[EXERCISE] Go through the material below and copy each line where the word "journals" appears.
══════════════════════════════
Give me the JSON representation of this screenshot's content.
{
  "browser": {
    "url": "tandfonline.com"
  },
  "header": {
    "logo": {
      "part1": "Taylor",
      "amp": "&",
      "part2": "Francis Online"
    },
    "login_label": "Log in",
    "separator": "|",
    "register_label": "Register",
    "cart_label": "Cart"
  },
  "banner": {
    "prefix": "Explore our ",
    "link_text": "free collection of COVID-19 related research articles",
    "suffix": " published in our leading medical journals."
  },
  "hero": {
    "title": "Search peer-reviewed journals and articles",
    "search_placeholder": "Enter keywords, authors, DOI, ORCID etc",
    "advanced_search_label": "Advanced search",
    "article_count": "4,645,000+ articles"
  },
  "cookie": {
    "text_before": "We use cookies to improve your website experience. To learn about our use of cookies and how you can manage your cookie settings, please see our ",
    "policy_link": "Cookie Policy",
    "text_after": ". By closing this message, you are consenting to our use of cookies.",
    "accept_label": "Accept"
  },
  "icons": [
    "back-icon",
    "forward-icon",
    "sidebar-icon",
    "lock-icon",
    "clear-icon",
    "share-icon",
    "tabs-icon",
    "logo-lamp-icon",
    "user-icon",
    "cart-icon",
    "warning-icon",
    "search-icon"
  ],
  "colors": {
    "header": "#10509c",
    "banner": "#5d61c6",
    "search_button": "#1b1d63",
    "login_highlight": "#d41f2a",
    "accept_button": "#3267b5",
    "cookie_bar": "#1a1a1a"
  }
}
══════════════════════════════
[TASK RESPONSE]
    "suffix": " published in our leading medical journals."
    "title": "Search peer-reviewed journals and articles",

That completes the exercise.